> INPUT MATERIAL:
------------------------------

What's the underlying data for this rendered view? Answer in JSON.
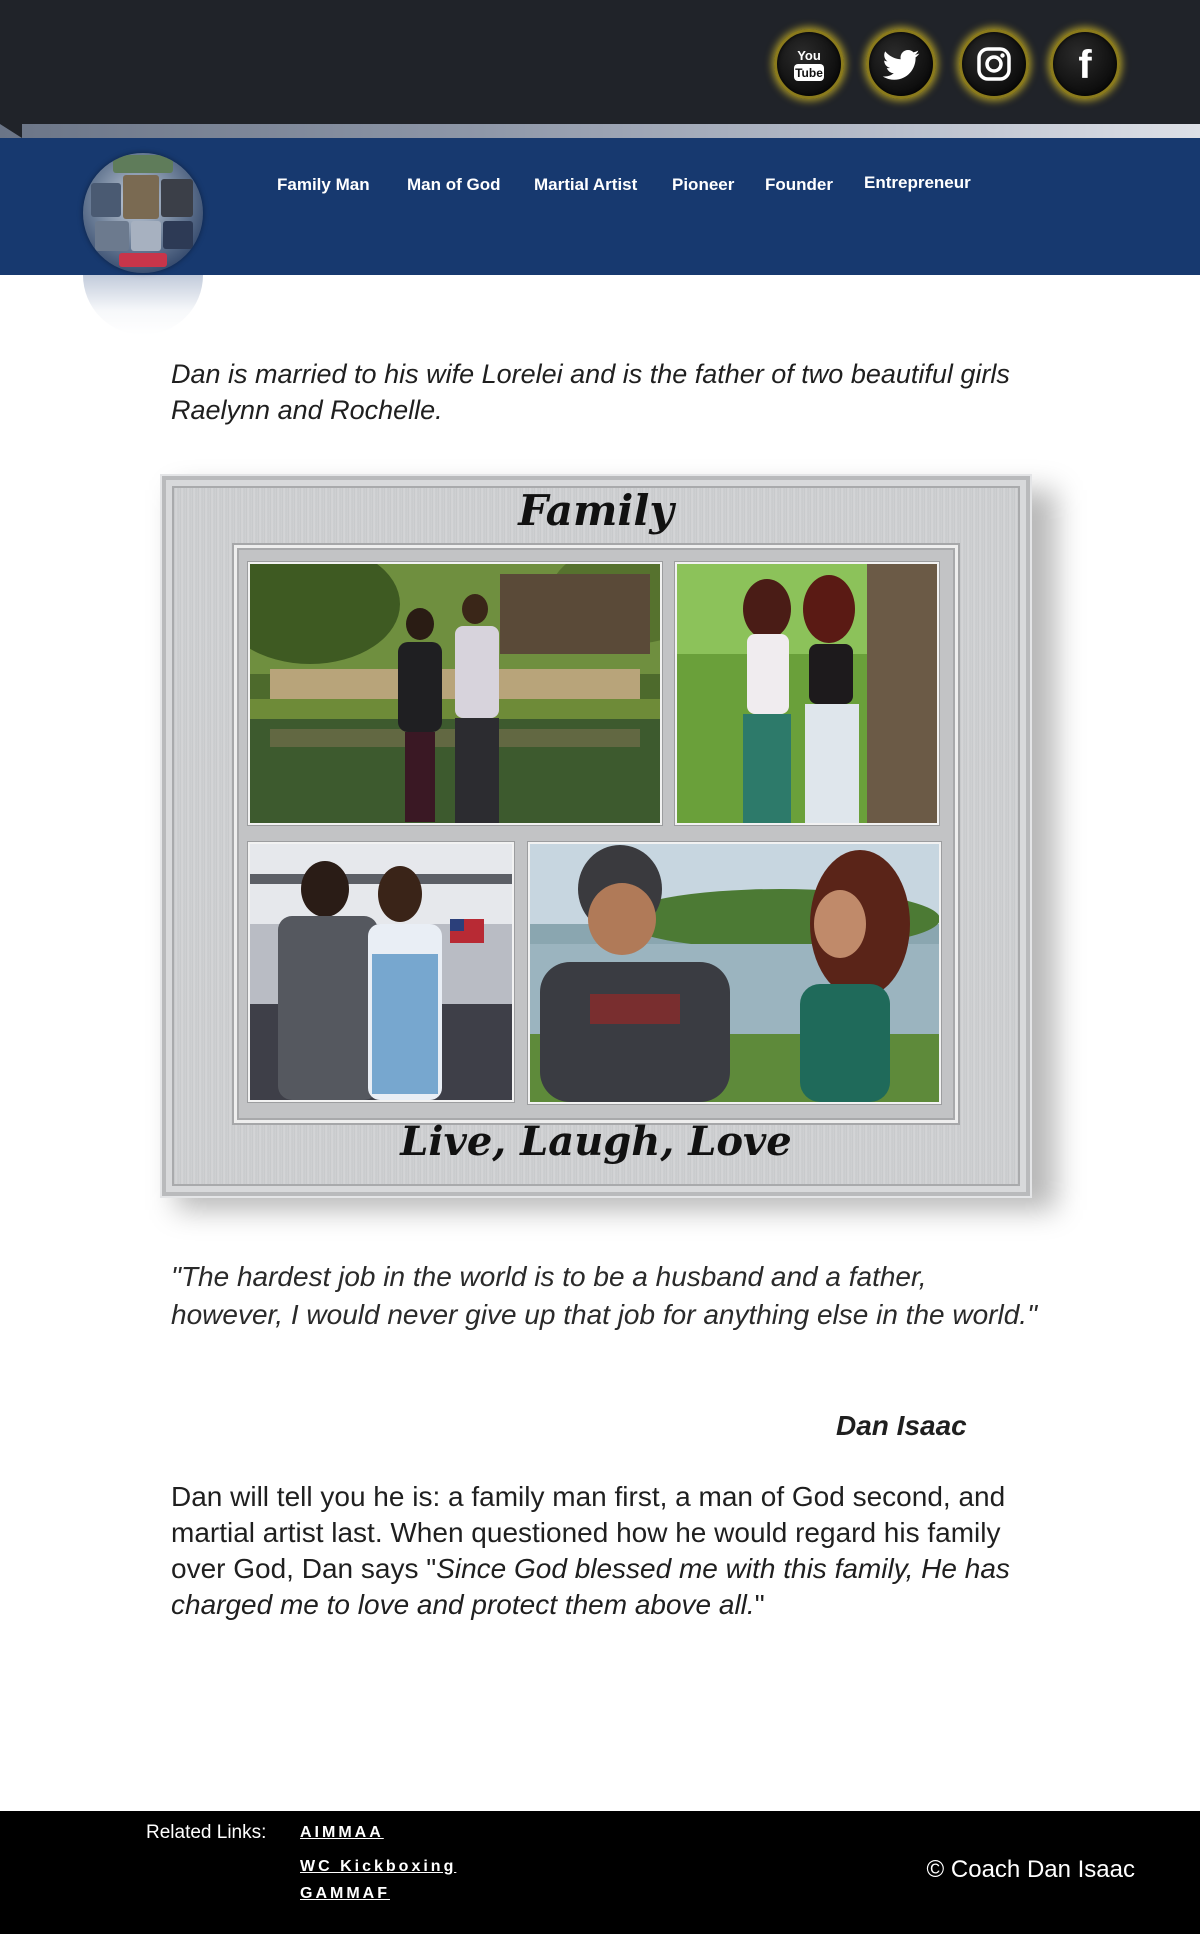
{
  "header": {
    "social": [
      {
        "icon": "youtube-icon",
        "label_top": "You",
        "label_bottom": "Tube"
      },
      {
        "icon": "twitter-icon"
      },
      {
        "icon": "instagram-icon"
      },
      {
        "icon": "facebook-icon",
        "glyph": "f"
      }
    ],
    "nav": [
      "Family Man",
      "Man of God",
      "Martial Artist",
      "Pioneer",
      "Founder",
      "Entrepreneur"
    ]
  },
  "main": {
    "intro": "Dan is married to his wife Lorelei and is the father of two beautiful girls Raelynn and Rochelle.",
    "frame_title": "Family",
    "frame_caption": "Live, Laugh, Love",
    "quote": "\"The hardest job in the world is to be a husband and a father, however, I would never give up that job for anything else in the world.\"",
    "author": "Dan Isaac",
    "closing_plain": "Dan will tell you he is: a family man first, a man of God second, and martial artist last. When questioned how he would regard his family over God, Dan says \"",
    "closing_italic": "Since God blessed me with this family, He has charged me to love and protect them above all.",
    "closing_end": "\""
  },
  "footer": {
    "related_label": "Related Links:",
    "links": [
      "AIMMAA",
      "WC Kickboxing",
      "GAMMAF"
    ],
    "copyright": "© Coach Dan Isaac"
  },
  "colors": {
    "topbar": "#202329",
    "navband": "#17396f",
    "footer": "#000000",
    "social_ring": "#d6be28"
  }
}
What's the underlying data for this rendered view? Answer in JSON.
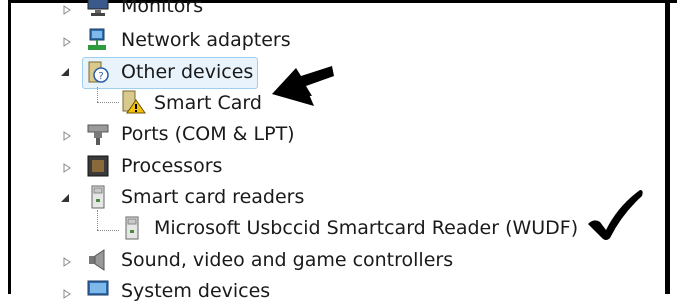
{
  "tree": {
    "items": [
      {
        "label": "Monitors",
        "icon": "monitor-icon",
        "state": "collapsed"
      },
      {
        "label": "Network adapters",
        "icon": "network-adapter-icon",
        "state": "collapsed"
      },
      {
        "label": "Other devices",
        "icon": "unknown-device-icon",
        "state": "expanded",
        "selected": true
      },
      {
        "label": "Smart Card",
        "icon": "warning-device-icon",
        "state": "leaf"
      },
      {
        "label": "Ports (COM & LPT)",
        "icon": "port-icon",
        "state": "collapsed"
      },
      {
        "label": "Processors",
        "icon": "processor-icon",
        "state": "collapsed"
      },
      {
        "label": "Smart card readers",
        "icon": "smart-card-reader-icon",
        "state": "expanded"
      },
      {
        "label": "Microsoft Usbccid Smartcard Reader (WUDF)",
        "icon": "smart-card-reader-icon",
        "state": "leaf"
      },
      {
        "label": "Sound, video and game controllers",
        "icon": "speaker-icon",
        "state": "collapsed"
      },
      {
        "label": "System devices",
        "icon": "system-device-icon",
        "state": "collapsed"
      }
    ]
  },
  "annotations": {
    "arrow_icon": "arrow-left-icon",
    "check_icon": "checkmark-icon"
  },
  "colors": {
    "selection_bg": "#e8f3fb",
    "selection_border": "#9fcfee",
    "warning_yellow": "#f4c20d"
  }
}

------------------------------

> AIM OF THE TASK: Write out all the entries exactly, except for the pictures.

> RESPONSE TO THIS TASK:
What's the underlying data for this rendered view? Answer in JSON.
{
  "header": {
    "social": [
      {
        "icon": "youtube-icon",
        "label_top": "You",
        "label_bottom": "Tube"
      },
      {
        "icon": "twitter-icon"
      },
      {
        "icon": "instagram-icon"
      },
      {
        "icon": "facebook-icon",
        "glyph": "f"
      }
    ],
    "nav": [
      "Family Man",
      "Man of God",
      "Martial Artist",
      "Pioneer",
      "Founder",
      "Entrepreneur"
    ]
  },
  "main": {
    "intro": "Dan is married to his wife Lorelei and is the father of two beautiful girls Raelynn and Rochelle.",
    "frame_title": "Family",
    "frame_caption": "Live, Laugh, Love",
    "quote": "\"The hardest job in the world is to be a husband and a father, however, I would never give up that job for anything else in the world.\"",
    "author": "Dan Isaac",
    "closing_plain": "Dan will tell you he is: a family man first, a man of God second, and martial artist last. When questioned how he would regard his family over God, Dan says \"",
    "closing_italic": "Since God blessed me with this family, He has charged me to love and protect them above all.",
    "closing_end": "\""
  },
  "footer": {
    "related_label": "Related Links:",
    "links": [
      "AIMMAA",
      "WC Kickboxing",
      "GAMMAF"
    ],
    "copyright": "© Coach Dan Isaac"
  },
  "colors": {
    "topbar": "#202329",
    "navband": "#17396f",
    "footer": "#000000",
    "social_ring": "#d6be28"
  }
}
What's the underlying data for this rendered view? Answer in JSON.
{
  "tree": {
    "items": [
      {
        "label": "Monitors",
        "icon": "monitor-icon",
        "state": "collapsed"
      },
      {
        "label": "Network adapters",
        "icon": "network-adapter-icon",
        "state": "collapsed"
      },
      {
        "label": "Other devices",
        "icon": "unknown-device-icon",
        "state": "expanded",
        "selected": true
      },
      {
        "label": "Smart Card",
        "icon": "warning-device-icon",
        "state": "leaf"
      },
      {
        "label": "Ports (COM & LPT)",
        "icon": "port-icon",
        "state": "collapsed"
      },
      {
        "label": "Processors",
        "icon": "processor-icon",
        "state": "collapsed"
      },
      {
        "label": "Smart card readers",
        "icon": "smart-card-reader-icon",
        "state": "expanded"
      },
      {
        "label": "Microsoft Usbccid Smartcard Reader (WUDF)",
        "icon": "smart-card-reader-icon",
        "state": "leaf"
      },
      {
        "label": "Sound, video and game controllers",
        "icon": "speaker-icon",
        "state": "collapsed"
      },
      {
        "label": "System devices",
        "icon": "system-device-icon",
        "state": "collapsed"
      }
    ]
  },
  "annotations": {
    "arrow_icon": "arrow-left-icon",
    "check_icon": "checkmark-icon"
  },
  "colors": {
    "selection_bg": "#e8f3fb",
    "selection_border": "#9fcfee",
    "warning_yellow": "#f4c20d"
  }
}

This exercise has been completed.